WORK REQUIRED:
Rewrite the lines, from the first one through the line that contains "1229, 704, 1236]", as a JSON list of strings with one string per line and no blank lines.
begin ENTRIES
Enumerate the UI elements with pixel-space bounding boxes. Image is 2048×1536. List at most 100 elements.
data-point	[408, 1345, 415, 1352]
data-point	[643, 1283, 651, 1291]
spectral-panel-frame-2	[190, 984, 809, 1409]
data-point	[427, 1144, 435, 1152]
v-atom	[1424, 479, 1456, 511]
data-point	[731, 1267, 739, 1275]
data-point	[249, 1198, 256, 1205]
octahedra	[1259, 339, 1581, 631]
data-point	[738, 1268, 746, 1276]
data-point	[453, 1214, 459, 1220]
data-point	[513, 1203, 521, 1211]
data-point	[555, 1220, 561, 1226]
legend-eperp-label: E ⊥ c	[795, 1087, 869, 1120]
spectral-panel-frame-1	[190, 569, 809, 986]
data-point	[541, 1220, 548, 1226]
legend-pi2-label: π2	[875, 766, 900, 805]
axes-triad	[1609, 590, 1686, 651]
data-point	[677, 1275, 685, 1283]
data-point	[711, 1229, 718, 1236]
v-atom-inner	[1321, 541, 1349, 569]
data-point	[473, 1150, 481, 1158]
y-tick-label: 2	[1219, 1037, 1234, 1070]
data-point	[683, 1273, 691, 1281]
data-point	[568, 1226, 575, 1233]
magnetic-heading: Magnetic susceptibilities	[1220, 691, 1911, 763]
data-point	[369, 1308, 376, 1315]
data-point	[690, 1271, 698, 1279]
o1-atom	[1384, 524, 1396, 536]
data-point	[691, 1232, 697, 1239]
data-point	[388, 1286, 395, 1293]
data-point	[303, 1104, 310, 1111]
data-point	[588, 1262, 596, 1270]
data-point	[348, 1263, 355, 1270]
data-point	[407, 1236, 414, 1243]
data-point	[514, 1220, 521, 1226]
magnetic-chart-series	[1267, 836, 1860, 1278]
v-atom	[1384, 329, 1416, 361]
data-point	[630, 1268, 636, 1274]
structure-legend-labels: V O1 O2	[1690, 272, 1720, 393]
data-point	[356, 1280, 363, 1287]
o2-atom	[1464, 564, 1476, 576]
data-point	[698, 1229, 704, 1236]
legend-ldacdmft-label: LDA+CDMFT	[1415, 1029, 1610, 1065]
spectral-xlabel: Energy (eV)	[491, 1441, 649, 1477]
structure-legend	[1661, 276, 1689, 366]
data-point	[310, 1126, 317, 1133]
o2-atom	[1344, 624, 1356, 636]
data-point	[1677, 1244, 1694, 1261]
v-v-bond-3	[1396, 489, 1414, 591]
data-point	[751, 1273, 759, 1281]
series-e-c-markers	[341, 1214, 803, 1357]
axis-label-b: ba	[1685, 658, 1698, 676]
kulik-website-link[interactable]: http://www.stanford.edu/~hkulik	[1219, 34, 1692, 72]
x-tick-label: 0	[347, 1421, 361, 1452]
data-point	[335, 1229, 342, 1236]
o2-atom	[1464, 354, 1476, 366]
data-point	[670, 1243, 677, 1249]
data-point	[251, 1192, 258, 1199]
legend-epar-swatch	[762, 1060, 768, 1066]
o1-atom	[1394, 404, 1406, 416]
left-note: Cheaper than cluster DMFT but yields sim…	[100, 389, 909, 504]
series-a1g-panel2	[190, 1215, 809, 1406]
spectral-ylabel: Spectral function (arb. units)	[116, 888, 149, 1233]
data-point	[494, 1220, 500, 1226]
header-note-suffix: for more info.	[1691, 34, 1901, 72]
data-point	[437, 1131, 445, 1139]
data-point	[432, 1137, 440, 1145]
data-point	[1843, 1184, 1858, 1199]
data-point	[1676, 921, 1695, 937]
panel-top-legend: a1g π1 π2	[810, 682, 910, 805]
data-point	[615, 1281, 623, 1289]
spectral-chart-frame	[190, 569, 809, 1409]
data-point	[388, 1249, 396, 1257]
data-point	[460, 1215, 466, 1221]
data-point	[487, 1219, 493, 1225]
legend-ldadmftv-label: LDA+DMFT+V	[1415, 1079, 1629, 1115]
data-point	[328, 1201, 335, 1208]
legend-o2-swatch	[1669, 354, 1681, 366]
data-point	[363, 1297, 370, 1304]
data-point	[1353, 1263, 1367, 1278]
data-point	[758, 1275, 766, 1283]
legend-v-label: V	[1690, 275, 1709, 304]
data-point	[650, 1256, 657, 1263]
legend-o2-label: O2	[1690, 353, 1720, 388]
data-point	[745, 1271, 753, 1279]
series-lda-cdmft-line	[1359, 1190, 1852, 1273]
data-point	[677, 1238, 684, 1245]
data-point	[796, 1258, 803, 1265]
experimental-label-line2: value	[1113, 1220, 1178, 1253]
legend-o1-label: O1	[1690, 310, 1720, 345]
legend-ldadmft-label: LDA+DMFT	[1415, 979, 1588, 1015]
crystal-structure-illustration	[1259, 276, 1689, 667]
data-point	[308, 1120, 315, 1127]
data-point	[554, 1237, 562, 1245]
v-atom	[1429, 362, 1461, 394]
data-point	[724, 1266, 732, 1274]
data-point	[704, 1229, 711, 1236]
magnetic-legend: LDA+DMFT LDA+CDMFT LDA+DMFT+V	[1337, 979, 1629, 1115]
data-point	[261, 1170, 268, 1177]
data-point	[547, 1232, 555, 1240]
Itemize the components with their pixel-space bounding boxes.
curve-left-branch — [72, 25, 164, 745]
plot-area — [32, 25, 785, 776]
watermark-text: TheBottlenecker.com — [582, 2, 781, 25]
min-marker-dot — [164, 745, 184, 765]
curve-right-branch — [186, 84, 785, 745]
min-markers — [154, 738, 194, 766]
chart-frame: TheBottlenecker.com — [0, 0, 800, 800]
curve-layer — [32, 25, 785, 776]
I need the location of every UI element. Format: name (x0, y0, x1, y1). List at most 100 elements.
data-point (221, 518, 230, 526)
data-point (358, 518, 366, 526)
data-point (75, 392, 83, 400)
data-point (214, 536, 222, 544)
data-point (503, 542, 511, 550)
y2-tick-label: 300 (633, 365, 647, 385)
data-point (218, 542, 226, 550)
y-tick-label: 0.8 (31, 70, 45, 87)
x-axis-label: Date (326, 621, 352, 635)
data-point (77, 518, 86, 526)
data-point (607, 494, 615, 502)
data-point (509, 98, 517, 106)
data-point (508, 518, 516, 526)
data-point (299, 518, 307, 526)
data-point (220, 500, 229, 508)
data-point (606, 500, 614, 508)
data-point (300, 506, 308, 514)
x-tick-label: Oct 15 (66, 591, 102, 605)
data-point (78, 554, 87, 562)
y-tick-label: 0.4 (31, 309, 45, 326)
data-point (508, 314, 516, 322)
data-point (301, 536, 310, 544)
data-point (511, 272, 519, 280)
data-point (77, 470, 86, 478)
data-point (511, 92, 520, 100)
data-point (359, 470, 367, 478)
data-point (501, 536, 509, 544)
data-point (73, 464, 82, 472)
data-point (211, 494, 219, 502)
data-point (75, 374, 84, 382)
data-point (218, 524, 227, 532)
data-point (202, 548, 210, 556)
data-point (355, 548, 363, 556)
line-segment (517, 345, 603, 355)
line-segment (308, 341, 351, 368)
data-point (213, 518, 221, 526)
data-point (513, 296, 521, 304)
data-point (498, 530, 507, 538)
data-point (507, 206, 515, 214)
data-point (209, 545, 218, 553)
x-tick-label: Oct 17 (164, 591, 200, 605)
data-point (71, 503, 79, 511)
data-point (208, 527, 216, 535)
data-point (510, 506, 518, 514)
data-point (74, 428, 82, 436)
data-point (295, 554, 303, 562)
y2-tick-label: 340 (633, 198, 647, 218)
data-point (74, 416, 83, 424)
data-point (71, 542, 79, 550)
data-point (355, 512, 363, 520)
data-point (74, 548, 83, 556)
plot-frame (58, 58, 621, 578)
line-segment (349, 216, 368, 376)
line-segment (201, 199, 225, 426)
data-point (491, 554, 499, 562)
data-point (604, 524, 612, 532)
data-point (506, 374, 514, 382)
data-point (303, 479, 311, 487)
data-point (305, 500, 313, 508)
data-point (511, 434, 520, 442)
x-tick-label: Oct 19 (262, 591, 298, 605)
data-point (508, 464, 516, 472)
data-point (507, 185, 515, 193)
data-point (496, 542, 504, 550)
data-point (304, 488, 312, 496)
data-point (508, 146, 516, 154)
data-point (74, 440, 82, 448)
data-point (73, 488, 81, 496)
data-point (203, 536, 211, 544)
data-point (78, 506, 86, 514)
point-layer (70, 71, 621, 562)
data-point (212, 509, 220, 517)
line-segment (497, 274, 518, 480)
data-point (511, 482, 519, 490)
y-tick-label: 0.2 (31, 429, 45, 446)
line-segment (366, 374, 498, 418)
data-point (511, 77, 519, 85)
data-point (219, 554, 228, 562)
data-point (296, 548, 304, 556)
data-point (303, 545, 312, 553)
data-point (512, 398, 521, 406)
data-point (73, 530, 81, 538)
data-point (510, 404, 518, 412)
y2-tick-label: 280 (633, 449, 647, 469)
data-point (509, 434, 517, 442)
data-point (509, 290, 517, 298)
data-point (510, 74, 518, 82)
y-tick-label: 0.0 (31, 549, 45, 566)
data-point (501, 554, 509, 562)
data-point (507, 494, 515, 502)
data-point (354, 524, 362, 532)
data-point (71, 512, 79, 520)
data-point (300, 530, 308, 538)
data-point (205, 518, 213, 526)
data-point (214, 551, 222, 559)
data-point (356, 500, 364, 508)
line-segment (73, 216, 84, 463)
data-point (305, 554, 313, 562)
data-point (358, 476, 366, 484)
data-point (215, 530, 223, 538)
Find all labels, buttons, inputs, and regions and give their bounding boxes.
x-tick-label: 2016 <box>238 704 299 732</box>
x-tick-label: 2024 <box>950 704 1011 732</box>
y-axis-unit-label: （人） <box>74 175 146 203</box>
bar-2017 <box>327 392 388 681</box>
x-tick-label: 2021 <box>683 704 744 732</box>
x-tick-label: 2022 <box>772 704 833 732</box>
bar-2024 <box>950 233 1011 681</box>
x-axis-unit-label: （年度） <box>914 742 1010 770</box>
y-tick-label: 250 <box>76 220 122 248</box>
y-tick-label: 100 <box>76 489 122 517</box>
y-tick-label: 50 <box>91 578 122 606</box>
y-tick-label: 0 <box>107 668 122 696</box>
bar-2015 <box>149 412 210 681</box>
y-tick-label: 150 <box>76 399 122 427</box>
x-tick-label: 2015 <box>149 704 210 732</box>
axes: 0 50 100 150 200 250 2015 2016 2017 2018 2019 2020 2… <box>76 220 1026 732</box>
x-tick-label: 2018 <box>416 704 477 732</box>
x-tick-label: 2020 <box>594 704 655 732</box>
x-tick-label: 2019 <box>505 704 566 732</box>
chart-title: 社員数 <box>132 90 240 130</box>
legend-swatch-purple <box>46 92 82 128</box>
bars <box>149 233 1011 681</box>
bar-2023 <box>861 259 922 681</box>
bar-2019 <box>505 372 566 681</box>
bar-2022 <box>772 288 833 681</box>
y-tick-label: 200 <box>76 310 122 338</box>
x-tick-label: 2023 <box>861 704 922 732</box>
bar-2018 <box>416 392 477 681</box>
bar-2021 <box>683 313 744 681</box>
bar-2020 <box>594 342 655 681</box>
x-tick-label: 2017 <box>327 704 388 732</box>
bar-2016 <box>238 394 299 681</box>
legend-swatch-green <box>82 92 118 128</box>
end ENTRIES
WRITTEN ANSWER:
[
  "Enumerate the UI elements with pixel-space bounding boxes. Image is 2048×1536. List at most 100 elements.",
  "data-point\t[408, 1345, 415, 1352]",
  "data-point\t[643, 1283, 651, 1291]",
  "spectral-panel-frame-2\t[190, 984, 809, 1409]",
  "data-point\t[427, 1144, 435, 1152]",
  "v-atom\t[1424, 479, 1456, 511]",
  "data-point\t[731, 1267, 739, 1275]",
  "data-point\t[249, 1198, 256, 1205]",
  "octahedra\t[1259, 339, 1581, 631]",
  "data-point\t[738, 1268, 746, 1276]",
  "data-point\t[453, 1214, 459, 1220]",
  "data-point\t[513, 1203, 521, 1211]",
  "data-point\t[555, 1220, 561, 1226]",
  "legend-eperp-label: E ⊥ c\t[795, 1087, 869, 1120]",
  "spectral-panel-frame-1\t[190, 569, 809, 986]",
  "data-point\t[541, 1220, 548, 1226]",
  "legend-pi2-label: π2\t[875, 766, 900, 805]",
  "axes-triad\t[1609, 590, 1686, 651]",
  "data-point\t[677, 1275, 685, 1283]",
  "data-point\t[711, 1229, 718, 1236]",
  "v-atom-inner\t[1321, 541, 1349, 569]",
  "data-point\t[473, 1150, 481, 1158]",
  "y-tick-label: 2\t[1219, 1037, 1234, 1070]",
  "data-point\t[683, 1273, 691, 1281]",
  "data-point\t[568, 1226, 575, 1233]",
  "magnetic-heading: Magnetic susceptibilities\t[1220, 691, 1911, 763]",
  "data-point\t[369, 1308, 376, 1315]",
  "data-point\t[690, 1271, 698, 1279]",
  "o1-atom\t[1384, 524, 1396, 536]",
  "data-point\t[691, 1232, 697, 1239]",
  "data-point\t[388, 1286, 395, 1293]",
  "data-point\t[303, 1104, 310, 1111]",
  "data-point\t[588, 1262, 596, 1270]",
  "data-point\t[348, 1263, 355, 1270]",
  "data-point\t[407, 1236, 414, 1243]",
  "data-point\t[514, 1220, 521, 1226]",
  "magnetic-chart-series\t[1267, 836, 1860, 1278]",
  "v-atom\t[1384, 329, 1416, 361]",
  "data-point\t[630, 1268, 636, 1274]",
  "structure-legend-labels: V O1 O2\t[1690, 272, 1720, 393]",
  "data-point\t[356, 1280, 363, 1287]",
  "o2-atom\t[1464, 564, 1476, 576]",
  "data-point\t[698, 1229, 704, 1236]"
]